* start Information given *
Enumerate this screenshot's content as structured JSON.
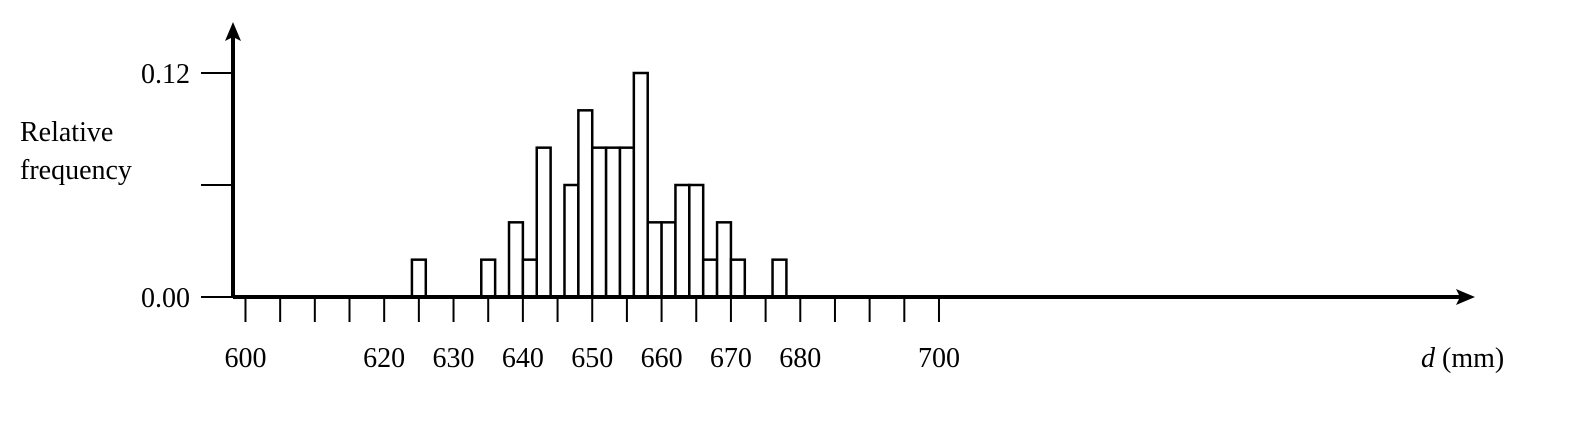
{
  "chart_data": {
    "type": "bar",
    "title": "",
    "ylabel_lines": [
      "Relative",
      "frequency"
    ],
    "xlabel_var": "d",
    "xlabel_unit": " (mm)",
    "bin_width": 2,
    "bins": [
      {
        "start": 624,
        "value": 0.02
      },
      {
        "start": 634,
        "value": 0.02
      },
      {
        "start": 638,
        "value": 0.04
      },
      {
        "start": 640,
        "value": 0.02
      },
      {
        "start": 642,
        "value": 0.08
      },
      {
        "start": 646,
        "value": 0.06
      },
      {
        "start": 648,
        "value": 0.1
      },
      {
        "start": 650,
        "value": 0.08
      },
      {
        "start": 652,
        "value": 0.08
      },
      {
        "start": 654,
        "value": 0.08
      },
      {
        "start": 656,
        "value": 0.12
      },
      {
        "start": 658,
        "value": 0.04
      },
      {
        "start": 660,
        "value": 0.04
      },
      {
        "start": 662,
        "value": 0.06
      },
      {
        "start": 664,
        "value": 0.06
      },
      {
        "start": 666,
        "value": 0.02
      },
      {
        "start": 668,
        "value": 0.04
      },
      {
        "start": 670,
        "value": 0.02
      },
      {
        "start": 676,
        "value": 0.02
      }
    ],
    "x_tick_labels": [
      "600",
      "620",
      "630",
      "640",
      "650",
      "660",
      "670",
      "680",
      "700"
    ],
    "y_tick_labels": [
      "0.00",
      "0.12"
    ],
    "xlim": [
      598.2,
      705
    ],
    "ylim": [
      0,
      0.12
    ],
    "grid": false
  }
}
* end Information given *
* start Information given *
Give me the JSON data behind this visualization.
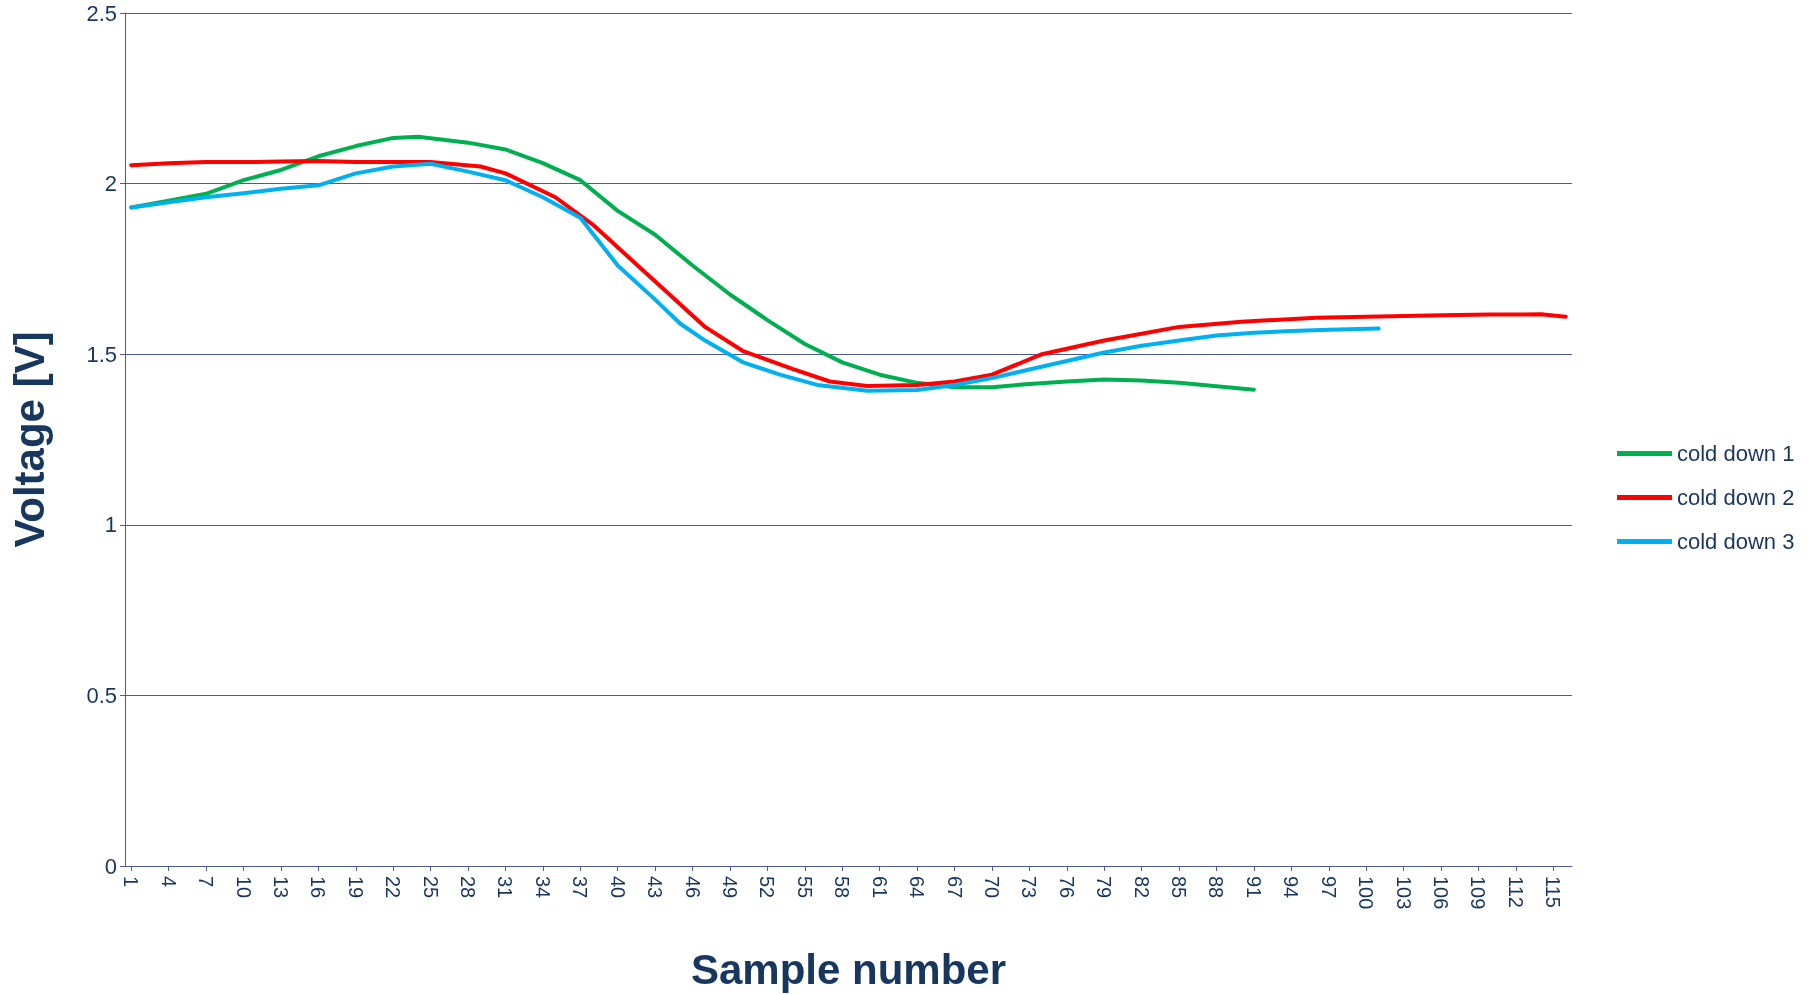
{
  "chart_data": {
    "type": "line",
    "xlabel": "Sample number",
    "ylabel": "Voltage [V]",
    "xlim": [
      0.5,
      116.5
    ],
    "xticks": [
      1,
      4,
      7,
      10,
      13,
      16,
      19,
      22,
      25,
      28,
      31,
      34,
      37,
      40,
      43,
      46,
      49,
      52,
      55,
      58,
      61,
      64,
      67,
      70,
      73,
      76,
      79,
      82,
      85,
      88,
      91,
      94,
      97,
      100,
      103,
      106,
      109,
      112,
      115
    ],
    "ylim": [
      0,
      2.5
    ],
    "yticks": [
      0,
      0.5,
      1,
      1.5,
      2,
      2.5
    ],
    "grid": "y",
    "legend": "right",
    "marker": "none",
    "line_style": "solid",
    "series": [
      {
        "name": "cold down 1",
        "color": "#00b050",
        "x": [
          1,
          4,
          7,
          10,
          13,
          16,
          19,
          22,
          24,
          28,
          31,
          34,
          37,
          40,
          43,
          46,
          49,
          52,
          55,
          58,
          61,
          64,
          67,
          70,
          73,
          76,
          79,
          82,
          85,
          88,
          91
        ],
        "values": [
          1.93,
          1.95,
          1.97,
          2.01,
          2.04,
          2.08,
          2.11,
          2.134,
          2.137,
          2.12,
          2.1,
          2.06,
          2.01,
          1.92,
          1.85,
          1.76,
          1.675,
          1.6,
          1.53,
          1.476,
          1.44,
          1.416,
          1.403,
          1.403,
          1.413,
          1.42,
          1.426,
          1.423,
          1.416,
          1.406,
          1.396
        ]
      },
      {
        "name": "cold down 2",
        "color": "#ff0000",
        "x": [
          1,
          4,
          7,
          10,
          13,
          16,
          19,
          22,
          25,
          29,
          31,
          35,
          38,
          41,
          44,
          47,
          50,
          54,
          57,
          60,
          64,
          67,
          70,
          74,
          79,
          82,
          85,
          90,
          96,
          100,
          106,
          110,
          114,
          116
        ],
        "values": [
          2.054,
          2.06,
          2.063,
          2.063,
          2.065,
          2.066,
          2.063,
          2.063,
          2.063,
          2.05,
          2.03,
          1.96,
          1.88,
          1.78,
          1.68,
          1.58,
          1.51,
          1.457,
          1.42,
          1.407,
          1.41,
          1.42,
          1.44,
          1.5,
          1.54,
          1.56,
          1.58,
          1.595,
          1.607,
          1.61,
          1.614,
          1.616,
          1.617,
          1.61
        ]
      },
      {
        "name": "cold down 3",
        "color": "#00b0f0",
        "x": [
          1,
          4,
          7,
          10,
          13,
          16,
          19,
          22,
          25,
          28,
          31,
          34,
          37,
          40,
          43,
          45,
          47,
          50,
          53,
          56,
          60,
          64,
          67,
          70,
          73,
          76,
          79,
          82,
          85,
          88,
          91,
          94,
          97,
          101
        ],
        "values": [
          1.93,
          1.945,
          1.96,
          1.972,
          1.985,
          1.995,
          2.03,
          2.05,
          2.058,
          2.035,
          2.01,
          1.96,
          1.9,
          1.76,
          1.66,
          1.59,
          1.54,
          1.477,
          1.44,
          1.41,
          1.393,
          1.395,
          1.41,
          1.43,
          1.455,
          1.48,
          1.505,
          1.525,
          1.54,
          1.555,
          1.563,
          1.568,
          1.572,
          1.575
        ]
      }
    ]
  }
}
* end Information given *
Across the records, how many lines contain "color"? Only the number should be given.

3